■ **Set exercise**: Bring together all lines of the material below that contain the string "right".

■ **Data**:
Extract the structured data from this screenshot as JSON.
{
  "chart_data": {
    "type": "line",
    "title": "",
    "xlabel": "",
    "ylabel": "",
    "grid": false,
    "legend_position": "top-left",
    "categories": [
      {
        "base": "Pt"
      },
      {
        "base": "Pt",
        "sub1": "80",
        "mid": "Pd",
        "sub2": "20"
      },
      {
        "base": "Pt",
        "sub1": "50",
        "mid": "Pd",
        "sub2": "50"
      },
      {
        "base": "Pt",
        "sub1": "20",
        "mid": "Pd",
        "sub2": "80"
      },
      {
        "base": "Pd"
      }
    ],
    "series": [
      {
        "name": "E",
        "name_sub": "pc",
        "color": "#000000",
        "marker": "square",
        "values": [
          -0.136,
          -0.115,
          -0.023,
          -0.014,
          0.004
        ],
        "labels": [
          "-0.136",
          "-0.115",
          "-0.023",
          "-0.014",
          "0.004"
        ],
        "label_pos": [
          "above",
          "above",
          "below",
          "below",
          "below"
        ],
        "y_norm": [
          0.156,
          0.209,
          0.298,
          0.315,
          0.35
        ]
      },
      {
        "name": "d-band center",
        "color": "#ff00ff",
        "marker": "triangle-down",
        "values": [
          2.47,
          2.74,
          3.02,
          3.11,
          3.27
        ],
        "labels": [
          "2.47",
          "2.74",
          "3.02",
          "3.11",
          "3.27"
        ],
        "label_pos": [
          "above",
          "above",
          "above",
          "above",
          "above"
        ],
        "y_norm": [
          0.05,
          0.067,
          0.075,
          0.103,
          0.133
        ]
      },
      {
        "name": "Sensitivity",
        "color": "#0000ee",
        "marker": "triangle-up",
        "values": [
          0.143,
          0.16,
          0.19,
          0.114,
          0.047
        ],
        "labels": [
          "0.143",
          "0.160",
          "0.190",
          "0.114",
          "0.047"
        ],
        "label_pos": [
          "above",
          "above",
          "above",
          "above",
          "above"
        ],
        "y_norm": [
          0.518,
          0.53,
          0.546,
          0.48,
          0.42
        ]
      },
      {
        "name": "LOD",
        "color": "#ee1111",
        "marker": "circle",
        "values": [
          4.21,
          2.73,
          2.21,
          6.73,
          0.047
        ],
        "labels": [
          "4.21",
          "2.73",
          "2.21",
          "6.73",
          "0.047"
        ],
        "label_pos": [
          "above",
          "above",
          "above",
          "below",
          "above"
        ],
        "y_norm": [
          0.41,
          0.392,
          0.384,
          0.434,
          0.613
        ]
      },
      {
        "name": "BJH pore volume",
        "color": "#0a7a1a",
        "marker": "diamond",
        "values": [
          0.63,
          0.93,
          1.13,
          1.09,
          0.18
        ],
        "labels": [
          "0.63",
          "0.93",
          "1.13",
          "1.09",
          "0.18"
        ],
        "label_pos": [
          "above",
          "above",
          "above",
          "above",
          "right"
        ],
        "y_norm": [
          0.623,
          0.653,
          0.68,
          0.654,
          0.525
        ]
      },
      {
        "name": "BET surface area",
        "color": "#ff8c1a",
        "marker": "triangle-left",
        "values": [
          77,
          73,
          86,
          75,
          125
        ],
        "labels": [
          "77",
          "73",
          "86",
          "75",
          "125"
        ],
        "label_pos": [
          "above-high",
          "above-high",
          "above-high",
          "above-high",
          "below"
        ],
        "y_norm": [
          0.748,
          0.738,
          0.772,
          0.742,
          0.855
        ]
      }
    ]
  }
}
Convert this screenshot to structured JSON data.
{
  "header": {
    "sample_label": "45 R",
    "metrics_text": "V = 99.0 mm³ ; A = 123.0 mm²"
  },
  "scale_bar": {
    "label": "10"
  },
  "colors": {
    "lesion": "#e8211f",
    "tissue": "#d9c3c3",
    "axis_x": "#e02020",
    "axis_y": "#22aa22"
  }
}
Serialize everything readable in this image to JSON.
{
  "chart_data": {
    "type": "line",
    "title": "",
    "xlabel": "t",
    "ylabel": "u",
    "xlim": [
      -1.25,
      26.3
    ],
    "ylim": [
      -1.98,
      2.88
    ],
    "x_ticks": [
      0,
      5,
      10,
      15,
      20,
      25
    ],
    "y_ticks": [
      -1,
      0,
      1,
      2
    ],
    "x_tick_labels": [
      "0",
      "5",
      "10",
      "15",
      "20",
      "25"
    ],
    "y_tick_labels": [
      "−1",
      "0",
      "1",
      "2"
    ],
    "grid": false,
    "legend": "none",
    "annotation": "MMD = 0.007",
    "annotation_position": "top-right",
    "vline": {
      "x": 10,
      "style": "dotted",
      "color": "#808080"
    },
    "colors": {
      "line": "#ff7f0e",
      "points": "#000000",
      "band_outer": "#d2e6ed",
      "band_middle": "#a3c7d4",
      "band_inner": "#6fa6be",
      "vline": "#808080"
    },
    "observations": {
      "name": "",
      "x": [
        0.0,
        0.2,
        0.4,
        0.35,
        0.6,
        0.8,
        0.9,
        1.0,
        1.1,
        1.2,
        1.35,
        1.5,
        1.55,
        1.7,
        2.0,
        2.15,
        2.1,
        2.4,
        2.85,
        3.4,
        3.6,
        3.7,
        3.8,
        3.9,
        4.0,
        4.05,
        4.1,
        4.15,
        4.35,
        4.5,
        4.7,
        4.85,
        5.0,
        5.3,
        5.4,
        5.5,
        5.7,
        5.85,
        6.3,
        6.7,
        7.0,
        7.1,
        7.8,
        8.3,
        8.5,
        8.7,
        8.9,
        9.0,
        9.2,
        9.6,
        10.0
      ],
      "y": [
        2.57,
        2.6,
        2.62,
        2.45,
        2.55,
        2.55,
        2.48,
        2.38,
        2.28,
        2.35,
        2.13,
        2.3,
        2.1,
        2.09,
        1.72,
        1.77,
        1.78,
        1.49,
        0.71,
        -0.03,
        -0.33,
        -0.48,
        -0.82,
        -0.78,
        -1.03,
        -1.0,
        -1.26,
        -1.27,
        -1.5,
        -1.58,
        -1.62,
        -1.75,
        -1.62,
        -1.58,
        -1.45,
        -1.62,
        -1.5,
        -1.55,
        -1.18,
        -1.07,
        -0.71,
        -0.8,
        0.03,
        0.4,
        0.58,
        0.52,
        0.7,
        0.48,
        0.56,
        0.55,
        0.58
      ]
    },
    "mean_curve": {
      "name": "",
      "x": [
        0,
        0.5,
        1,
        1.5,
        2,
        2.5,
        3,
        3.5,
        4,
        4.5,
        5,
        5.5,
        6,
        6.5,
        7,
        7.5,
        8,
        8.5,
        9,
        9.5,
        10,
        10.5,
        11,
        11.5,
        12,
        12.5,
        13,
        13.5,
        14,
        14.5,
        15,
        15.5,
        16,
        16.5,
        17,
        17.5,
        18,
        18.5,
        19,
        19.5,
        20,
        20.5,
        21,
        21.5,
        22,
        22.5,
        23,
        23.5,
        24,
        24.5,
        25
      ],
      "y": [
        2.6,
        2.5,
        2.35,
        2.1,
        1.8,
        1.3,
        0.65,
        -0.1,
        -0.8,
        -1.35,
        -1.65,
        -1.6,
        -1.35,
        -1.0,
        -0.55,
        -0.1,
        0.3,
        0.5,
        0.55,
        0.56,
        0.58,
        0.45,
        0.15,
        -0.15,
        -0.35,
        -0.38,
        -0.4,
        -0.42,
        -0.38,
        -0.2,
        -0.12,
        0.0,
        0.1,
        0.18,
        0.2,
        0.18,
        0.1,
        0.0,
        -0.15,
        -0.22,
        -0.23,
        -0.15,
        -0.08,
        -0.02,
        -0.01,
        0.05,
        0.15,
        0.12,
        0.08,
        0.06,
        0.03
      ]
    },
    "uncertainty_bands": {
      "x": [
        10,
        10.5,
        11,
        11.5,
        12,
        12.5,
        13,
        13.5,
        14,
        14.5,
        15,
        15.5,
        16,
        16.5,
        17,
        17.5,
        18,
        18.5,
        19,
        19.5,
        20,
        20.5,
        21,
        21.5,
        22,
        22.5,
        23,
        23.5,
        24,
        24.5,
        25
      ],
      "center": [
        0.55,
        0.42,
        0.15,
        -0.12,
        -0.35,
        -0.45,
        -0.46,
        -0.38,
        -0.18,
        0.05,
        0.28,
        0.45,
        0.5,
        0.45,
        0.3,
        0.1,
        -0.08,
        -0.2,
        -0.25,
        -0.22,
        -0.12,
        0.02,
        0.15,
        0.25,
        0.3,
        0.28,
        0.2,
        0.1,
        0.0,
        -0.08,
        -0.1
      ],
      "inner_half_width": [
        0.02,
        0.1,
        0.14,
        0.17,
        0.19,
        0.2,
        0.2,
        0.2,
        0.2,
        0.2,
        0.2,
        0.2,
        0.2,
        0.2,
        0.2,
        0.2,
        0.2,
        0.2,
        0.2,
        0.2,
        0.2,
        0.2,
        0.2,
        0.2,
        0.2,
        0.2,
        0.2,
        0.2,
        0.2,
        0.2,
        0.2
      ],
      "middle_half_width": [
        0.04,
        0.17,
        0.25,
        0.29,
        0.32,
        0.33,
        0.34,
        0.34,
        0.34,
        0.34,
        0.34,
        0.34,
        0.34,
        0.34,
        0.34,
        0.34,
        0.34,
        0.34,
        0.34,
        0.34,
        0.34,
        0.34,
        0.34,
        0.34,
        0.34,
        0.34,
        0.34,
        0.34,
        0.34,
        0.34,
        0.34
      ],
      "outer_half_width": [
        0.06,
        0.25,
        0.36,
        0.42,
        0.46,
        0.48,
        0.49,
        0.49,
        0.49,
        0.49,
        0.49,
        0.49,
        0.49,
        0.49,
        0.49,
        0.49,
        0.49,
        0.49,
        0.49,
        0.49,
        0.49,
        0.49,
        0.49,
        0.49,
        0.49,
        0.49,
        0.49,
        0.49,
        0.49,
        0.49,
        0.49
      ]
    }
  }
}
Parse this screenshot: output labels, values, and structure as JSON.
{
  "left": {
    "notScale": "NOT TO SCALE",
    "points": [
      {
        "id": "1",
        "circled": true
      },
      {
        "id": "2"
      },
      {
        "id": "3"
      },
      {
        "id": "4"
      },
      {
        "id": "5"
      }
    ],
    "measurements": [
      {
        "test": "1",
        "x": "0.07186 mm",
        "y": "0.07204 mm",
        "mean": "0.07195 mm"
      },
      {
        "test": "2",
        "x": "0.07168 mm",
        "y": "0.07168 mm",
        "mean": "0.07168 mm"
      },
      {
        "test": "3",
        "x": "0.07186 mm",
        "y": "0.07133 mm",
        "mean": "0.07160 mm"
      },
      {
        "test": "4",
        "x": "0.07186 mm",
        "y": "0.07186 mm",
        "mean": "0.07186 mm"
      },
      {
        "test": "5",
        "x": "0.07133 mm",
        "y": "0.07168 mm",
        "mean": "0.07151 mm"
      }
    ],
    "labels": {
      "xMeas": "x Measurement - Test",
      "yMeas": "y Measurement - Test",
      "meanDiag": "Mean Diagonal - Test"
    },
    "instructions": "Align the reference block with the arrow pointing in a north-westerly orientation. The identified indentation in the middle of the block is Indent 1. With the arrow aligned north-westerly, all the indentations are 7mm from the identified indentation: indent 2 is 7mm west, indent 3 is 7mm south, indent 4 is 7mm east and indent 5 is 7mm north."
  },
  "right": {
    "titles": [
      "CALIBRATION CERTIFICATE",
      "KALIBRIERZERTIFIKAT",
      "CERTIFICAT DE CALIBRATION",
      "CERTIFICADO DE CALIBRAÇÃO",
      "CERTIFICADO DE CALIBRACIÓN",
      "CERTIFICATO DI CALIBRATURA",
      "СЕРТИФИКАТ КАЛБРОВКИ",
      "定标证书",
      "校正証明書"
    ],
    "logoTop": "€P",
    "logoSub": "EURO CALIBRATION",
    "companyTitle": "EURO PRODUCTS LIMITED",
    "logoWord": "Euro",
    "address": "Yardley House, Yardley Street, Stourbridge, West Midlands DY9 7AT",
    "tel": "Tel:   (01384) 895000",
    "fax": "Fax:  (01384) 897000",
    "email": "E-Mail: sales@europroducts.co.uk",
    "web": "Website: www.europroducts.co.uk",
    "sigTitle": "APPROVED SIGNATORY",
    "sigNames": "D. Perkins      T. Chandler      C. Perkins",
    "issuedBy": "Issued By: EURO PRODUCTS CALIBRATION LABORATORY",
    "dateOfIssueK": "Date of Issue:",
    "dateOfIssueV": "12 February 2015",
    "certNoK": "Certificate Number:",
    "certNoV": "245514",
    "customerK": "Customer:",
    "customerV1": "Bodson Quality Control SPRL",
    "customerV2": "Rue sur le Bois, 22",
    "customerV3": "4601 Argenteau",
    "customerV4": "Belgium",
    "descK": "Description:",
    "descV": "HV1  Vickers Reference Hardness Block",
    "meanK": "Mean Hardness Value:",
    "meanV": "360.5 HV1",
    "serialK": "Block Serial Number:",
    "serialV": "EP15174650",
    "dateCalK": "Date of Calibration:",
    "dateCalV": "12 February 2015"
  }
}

■ **Complete output**:
          "right"
    "annotation_position": "top-right",
  "right": {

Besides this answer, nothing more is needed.